## Rows
--------------------

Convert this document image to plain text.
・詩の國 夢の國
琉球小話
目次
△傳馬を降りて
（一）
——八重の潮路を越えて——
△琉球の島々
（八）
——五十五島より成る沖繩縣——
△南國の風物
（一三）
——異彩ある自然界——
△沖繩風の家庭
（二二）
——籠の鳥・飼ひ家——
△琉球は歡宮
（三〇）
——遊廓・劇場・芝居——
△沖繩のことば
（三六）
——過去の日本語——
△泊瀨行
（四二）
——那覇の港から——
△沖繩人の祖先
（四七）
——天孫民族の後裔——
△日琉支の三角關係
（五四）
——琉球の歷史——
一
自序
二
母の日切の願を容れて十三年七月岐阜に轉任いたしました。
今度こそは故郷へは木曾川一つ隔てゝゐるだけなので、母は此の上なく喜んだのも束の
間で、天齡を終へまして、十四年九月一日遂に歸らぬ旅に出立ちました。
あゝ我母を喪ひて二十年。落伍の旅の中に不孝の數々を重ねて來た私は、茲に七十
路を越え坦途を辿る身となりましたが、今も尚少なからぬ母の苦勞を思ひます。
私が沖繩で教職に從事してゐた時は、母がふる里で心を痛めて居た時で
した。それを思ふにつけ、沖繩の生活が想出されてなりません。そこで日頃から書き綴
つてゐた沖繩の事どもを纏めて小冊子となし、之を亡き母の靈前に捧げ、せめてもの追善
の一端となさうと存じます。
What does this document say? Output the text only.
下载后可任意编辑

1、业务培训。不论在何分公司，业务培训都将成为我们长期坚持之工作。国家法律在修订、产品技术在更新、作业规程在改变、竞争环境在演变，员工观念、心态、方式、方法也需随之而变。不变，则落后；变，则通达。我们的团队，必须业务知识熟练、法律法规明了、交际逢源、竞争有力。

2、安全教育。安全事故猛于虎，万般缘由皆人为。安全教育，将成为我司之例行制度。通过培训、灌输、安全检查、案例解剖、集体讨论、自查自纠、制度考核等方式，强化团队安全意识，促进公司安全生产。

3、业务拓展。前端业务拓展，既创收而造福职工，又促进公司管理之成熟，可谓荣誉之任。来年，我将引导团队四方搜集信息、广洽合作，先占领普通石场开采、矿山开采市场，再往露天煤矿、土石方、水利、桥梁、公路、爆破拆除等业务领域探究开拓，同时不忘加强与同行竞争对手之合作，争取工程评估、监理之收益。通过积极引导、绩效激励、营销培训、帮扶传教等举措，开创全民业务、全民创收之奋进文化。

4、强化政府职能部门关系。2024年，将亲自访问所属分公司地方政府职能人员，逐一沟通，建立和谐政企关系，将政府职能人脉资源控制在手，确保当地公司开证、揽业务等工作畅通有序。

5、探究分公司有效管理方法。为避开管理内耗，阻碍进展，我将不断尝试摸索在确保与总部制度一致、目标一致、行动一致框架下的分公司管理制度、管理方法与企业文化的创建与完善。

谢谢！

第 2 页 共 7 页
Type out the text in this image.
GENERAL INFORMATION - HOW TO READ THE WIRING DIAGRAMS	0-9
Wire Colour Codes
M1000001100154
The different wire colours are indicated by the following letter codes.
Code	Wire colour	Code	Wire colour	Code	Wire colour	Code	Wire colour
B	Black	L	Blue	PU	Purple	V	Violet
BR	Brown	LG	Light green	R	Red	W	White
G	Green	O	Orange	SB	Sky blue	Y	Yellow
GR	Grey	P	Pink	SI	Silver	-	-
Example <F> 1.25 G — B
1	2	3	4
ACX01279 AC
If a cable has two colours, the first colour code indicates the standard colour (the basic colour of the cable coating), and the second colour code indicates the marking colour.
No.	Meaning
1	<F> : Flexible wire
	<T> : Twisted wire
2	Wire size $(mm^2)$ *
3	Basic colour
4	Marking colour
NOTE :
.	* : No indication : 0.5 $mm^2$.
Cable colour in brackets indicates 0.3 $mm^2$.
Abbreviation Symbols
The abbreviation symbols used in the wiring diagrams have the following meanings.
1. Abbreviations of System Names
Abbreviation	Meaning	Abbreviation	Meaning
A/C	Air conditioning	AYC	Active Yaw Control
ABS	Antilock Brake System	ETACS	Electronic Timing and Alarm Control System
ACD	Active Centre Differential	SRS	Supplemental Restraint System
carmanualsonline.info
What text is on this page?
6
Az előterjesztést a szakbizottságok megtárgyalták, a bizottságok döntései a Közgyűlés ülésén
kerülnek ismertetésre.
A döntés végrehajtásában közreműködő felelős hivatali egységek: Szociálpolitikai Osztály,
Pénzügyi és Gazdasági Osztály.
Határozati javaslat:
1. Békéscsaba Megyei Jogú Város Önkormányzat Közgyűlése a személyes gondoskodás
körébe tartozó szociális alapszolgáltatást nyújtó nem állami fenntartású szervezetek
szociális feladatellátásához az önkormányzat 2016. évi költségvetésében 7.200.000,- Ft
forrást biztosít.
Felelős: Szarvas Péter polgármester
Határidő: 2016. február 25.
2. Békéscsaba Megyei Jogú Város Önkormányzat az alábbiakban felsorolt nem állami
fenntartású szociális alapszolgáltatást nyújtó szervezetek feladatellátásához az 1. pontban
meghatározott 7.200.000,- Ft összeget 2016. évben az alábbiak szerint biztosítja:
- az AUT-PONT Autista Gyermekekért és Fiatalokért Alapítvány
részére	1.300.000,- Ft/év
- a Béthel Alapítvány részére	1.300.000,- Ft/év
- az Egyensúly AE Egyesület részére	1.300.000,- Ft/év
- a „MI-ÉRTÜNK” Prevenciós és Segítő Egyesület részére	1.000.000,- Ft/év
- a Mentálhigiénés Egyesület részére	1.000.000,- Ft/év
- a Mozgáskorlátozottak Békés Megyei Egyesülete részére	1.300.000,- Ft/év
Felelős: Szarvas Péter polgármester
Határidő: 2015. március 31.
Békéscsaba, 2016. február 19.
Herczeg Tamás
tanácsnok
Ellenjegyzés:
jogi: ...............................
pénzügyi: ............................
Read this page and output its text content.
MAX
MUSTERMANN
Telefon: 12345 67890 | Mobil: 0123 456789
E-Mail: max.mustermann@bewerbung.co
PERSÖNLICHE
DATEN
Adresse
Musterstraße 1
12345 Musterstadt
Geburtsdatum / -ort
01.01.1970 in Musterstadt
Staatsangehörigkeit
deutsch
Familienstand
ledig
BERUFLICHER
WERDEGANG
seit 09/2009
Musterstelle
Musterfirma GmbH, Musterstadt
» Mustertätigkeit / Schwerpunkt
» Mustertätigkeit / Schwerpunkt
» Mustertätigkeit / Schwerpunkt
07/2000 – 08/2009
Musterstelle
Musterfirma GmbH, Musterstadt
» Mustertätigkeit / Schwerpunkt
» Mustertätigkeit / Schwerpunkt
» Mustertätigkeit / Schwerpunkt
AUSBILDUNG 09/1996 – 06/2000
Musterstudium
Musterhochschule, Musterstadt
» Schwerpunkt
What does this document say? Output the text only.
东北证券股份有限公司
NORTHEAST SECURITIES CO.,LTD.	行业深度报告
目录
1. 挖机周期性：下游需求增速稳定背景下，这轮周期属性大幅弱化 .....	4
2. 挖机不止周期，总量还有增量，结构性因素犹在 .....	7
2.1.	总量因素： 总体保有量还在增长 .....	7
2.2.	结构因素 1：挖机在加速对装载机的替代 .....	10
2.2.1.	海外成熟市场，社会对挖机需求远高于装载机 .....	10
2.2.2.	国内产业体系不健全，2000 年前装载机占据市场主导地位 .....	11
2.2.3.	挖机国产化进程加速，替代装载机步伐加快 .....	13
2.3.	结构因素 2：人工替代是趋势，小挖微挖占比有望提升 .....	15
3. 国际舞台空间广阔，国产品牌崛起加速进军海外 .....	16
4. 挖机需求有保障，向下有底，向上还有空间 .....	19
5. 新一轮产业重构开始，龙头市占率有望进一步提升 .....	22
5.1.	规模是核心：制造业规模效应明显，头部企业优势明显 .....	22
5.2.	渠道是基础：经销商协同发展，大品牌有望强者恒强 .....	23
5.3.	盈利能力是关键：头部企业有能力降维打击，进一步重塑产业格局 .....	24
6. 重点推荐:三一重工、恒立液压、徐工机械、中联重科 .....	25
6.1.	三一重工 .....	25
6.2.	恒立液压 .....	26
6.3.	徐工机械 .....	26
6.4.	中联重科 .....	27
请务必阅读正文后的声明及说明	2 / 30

--------------------

## Task
Search the records for the string "Város" and return every line in which it occurs.

## Written response
1. Békéscsaba Megyei Jogú Város Önkormányzat Közgyűlése a személyes gondoskodás
2. Békéscsaba Megyei Jogú Város Önkormányzat az alábbiakban felsorolt nem állami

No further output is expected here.